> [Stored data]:
------------------------------------------------------------

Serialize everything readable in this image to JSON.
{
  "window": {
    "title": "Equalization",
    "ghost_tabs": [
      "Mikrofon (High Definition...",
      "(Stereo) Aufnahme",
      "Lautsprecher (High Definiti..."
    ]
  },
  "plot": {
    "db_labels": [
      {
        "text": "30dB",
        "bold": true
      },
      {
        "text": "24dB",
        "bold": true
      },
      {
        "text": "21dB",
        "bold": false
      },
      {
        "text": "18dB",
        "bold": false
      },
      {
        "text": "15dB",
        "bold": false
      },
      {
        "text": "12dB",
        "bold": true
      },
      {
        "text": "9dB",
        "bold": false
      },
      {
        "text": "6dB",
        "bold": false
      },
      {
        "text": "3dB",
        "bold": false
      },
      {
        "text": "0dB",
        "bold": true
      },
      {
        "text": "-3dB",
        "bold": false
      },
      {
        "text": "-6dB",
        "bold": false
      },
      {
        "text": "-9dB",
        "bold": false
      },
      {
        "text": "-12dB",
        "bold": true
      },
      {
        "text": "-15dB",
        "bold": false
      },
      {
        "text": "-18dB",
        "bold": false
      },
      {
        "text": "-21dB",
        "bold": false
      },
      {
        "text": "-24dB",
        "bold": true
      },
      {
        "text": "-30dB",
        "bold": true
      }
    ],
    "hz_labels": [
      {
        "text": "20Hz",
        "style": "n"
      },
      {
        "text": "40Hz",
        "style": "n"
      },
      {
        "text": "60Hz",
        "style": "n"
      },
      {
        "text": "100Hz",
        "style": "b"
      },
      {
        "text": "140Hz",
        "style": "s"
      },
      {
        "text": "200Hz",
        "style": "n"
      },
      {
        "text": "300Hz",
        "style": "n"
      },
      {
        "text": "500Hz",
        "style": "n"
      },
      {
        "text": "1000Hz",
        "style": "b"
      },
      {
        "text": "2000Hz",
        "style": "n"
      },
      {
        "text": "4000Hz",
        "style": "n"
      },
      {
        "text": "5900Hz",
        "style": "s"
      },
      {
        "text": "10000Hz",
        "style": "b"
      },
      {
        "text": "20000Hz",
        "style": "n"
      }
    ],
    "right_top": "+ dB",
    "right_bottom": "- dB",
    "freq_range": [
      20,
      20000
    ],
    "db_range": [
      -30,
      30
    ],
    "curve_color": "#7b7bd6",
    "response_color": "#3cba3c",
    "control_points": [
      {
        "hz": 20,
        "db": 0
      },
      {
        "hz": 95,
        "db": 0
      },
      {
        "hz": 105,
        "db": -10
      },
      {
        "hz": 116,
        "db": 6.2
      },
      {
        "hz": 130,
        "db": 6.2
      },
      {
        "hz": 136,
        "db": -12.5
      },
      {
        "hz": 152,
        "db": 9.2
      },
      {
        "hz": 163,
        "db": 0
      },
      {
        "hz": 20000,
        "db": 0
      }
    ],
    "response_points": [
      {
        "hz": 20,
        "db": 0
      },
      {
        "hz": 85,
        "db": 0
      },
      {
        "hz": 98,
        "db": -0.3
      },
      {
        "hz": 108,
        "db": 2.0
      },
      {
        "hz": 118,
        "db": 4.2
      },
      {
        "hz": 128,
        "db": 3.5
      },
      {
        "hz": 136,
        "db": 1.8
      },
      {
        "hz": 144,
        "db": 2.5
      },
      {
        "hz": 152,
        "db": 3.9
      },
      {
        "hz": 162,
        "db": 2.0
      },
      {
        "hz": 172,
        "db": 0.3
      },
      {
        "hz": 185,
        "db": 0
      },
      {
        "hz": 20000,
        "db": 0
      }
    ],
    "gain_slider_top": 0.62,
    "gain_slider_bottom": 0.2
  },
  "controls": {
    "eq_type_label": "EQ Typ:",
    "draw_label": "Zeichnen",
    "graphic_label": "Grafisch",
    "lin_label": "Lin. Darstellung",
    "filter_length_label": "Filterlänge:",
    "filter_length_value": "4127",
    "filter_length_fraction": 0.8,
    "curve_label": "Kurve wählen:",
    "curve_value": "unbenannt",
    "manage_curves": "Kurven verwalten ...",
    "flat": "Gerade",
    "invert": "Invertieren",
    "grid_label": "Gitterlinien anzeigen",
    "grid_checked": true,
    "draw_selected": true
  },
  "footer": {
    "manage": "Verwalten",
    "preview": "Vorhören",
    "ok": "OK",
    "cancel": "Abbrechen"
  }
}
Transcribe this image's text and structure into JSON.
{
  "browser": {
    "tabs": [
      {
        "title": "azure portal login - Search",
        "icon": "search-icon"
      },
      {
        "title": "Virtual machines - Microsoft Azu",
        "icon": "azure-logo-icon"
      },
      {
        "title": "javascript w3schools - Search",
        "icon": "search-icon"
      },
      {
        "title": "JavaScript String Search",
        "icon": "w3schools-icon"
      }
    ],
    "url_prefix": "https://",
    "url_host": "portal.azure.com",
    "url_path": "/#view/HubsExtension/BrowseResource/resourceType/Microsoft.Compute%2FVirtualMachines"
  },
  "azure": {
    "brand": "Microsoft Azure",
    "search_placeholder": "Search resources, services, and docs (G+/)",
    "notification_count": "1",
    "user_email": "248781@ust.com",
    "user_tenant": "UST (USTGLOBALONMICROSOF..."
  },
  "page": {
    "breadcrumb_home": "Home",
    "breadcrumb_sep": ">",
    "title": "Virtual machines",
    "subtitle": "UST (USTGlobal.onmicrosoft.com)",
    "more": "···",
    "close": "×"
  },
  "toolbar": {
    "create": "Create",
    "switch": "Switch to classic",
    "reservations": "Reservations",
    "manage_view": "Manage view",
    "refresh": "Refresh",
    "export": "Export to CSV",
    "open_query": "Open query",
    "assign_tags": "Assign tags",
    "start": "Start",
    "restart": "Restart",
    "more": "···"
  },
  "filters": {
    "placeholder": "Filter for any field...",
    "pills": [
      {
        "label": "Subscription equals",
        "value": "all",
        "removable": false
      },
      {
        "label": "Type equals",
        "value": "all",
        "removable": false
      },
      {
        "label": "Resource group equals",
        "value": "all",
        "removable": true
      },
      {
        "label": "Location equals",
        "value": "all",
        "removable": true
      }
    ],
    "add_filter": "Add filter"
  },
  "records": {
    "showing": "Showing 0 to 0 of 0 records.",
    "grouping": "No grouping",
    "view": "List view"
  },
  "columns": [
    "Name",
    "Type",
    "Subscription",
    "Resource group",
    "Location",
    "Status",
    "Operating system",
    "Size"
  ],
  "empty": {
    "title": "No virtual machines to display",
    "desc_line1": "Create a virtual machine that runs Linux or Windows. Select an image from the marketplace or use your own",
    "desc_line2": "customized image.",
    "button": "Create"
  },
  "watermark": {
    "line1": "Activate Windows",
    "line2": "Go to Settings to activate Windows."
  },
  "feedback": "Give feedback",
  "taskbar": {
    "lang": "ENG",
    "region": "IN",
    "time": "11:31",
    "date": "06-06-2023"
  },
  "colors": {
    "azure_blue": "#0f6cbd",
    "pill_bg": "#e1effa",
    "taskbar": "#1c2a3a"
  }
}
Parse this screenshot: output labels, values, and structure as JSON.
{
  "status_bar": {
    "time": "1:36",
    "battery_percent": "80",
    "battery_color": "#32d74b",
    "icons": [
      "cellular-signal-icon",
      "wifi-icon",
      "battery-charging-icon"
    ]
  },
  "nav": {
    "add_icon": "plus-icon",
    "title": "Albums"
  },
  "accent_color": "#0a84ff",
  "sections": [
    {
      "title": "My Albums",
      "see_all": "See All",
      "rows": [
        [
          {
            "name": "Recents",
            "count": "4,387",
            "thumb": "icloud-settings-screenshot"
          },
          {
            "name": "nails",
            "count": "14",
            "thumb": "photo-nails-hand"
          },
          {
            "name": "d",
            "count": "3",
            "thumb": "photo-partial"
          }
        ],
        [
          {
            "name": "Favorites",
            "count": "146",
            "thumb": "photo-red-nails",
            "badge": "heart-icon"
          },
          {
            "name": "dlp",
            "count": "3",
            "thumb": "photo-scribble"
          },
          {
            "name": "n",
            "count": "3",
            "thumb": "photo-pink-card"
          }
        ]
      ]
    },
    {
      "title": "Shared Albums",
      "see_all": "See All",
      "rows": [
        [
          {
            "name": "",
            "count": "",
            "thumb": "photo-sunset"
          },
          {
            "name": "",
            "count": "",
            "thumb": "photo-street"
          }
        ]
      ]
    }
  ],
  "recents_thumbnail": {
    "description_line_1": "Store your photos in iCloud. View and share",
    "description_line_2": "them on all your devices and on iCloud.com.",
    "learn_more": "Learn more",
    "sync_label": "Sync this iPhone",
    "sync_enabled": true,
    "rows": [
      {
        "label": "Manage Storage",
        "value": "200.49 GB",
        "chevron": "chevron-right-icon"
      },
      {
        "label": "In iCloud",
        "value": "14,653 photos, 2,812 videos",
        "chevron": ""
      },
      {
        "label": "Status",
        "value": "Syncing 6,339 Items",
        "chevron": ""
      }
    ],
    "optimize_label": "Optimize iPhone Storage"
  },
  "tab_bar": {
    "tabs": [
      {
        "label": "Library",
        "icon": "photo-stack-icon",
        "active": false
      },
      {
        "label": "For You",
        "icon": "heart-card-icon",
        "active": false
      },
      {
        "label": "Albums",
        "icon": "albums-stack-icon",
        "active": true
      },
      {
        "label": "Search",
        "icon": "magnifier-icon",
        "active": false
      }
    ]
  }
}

------------------------------------------------------------

> [To be done]:
Where a line above holds the string "structure", show that line.

> [Full output]:
Transcribe this image's text and structure into JSON.
Parse this screenshot: output labels, values, and structure as JSON.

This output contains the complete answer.